§ REQUEST
Below are the records; pull every line that includes "权利法案".

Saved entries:
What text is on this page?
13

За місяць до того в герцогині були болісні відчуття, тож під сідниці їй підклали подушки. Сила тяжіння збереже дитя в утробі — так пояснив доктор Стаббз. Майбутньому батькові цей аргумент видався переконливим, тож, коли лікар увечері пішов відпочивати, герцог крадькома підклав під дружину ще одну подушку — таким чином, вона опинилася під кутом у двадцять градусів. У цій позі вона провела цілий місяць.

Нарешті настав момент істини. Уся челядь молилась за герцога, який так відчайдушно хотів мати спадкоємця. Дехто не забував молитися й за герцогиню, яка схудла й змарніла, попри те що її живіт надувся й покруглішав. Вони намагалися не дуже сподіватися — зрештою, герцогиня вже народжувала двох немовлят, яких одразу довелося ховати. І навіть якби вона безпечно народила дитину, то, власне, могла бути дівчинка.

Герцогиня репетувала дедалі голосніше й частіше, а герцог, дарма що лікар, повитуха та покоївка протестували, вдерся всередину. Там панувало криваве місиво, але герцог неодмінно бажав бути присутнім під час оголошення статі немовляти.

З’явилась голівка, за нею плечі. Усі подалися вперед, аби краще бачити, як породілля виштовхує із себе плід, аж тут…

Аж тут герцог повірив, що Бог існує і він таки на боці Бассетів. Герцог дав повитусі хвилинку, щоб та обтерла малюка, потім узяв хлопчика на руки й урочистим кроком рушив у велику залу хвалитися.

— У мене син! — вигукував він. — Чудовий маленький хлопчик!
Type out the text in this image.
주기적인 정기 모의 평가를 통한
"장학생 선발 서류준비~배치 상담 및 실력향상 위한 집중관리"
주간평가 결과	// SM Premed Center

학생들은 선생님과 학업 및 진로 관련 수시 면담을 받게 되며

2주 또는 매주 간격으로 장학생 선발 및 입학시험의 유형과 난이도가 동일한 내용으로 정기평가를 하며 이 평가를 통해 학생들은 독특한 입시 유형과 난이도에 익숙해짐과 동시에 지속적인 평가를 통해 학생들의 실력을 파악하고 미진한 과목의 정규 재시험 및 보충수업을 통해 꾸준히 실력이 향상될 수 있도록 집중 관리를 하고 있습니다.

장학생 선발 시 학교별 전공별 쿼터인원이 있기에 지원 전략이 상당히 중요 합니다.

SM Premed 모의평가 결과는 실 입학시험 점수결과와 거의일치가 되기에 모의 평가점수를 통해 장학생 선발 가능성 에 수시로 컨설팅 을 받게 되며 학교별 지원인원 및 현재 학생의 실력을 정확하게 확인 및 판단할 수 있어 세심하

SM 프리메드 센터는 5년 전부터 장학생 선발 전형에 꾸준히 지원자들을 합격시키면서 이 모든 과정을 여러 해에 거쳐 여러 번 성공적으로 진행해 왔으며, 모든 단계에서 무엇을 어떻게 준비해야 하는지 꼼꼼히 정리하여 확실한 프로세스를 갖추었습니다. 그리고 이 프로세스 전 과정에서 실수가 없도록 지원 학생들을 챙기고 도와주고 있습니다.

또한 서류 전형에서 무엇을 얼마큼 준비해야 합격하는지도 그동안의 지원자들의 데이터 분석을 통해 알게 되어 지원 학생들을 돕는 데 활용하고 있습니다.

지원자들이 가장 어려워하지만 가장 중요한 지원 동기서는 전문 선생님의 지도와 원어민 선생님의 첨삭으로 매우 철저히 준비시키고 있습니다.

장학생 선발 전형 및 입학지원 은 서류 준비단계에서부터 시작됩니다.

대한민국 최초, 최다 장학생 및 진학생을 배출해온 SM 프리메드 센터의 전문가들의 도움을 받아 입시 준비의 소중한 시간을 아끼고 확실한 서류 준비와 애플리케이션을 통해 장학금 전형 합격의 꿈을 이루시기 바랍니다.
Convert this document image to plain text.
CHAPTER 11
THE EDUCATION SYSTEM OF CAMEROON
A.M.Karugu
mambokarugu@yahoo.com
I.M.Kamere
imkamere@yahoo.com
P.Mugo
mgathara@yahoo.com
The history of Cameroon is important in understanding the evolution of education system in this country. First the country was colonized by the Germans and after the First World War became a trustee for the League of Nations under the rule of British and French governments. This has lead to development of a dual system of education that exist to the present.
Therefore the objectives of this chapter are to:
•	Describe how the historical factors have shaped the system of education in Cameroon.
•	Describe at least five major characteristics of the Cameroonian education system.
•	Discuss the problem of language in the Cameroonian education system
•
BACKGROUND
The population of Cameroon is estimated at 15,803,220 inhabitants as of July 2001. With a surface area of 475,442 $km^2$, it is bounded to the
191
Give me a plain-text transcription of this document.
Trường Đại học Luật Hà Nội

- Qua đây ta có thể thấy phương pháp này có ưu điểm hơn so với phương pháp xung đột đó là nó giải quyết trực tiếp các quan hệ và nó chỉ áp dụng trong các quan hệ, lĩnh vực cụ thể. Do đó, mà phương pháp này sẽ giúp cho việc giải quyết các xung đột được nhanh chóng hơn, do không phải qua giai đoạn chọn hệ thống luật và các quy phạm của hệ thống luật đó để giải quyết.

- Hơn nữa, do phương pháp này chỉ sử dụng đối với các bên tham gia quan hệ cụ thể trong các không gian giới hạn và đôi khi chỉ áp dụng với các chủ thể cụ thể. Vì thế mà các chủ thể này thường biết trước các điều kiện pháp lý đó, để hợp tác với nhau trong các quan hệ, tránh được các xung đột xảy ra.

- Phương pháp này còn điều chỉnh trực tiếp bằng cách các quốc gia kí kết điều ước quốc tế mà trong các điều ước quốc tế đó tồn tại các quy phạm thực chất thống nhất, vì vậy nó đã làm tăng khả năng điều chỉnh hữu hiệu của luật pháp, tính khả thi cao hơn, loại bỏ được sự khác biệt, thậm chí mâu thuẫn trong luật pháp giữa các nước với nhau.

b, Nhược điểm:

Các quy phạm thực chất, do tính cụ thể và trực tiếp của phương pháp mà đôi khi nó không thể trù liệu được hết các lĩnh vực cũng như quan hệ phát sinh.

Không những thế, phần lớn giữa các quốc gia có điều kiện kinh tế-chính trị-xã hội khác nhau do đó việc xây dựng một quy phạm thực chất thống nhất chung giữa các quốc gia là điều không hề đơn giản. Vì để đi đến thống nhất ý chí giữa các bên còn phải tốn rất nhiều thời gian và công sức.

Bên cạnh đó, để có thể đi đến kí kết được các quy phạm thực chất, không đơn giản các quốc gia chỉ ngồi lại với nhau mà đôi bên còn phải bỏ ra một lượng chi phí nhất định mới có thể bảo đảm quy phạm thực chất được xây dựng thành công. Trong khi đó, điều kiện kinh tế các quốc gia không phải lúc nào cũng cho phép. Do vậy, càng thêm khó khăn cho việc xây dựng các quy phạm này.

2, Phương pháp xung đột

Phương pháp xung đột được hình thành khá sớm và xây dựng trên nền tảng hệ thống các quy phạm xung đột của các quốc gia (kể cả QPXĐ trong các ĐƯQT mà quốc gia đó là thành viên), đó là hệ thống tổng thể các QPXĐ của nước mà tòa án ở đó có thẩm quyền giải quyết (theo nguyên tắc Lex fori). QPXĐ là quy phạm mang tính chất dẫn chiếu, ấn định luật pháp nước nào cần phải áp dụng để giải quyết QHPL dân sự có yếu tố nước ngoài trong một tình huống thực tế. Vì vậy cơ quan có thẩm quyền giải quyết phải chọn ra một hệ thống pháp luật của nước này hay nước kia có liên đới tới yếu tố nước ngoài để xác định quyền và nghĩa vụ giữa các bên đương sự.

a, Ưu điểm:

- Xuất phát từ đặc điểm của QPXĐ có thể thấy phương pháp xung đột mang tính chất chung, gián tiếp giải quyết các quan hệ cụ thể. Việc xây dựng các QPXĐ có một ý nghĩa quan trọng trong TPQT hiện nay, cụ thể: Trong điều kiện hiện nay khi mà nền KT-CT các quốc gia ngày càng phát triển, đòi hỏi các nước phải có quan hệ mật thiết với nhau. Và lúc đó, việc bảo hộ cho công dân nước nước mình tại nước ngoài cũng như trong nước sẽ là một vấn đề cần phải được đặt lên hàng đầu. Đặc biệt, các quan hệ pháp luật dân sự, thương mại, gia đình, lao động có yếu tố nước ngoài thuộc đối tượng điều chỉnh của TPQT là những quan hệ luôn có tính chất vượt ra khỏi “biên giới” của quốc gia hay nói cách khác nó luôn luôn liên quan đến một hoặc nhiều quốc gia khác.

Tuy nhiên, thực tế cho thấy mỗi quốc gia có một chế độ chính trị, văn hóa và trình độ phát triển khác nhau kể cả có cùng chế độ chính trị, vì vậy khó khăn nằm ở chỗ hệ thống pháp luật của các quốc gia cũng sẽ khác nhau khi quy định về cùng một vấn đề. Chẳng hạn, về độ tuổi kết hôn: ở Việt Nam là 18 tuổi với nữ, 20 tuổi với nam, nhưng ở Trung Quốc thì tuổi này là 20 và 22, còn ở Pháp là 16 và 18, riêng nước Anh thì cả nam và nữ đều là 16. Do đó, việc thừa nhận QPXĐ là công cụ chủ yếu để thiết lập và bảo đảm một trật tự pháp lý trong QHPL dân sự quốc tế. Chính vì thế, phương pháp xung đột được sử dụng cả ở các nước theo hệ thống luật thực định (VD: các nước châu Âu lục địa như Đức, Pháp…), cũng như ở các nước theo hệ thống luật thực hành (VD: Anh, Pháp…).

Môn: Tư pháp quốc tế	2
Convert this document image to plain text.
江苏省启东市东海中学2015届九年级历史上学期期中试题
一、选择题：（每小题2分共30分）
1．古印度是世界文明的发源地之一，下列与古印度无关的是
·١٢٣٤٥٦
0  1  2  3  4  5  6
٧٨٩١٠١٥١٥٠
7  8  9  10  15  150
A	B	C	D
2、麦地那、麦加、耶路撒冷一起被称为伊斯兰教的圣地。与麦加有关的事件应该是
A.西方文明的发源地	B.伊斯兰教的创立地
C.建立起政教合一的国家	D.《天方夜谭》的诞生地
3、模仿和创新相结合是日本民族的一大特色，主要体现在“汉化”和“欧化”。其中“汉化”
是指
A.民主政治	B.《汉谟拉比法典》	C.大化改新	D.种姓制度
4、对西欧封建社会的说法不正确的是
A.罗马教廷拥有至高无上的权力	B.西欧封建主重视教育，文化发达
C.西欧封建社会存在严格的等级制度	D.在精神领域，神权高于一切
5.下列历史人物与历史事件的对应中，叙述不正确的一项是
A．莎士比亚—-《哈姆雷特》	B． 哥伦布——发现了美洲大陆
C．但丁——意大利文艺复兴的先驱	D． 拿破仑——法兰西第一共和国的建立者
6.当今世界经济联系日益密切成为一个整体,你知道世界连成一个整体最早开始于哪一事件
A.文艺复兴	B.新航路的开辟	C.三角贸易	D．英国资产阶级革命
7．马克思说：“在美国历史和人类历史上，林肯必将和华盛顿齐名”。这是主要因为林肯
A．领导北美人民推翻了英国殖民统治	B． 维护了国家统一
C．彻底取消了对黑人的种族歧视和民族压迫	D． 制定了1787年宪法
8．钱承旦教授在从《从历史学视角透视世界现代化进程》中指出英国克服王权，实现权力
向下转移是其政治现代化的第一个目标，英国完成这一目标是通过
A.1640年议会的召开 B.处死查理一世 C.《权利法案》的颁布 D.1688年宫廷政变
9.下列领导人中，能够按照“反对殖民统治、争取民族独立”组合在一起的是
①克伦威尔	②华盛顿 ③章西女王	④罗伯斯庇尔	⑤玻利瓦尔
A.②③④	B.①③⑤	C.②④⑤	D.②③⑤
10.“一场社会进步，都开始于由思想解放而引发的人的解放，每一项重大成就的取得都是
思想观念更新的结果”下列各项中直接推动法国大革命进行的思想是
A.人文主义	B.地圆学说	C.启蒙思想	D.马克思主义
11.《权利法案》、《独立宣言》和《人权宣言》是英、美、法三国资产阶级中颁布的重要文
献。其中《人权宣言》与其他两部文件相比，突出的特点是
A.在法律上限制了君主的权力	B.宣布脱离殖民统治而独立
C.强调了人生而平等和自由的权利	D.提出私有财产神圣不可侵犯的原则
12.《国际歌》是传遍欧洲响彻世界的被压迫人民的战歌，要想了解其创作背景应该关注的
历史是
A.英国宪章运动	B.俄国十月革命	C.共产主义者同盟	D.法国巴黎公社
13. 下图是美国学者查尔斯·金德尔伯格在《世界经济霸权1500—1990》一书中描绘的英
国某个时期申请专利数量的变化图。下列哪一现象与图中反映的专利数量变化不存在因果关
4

§ FINISHED ANSWER
A.1640年议会的召开 B.处死查理一世 C.《权利法案》的颁布 D.1688年宫廷政变
11.《权利法案》、《独立宣言》和《人权宣言》是英、美、法三国资产阶级中颁布的重要文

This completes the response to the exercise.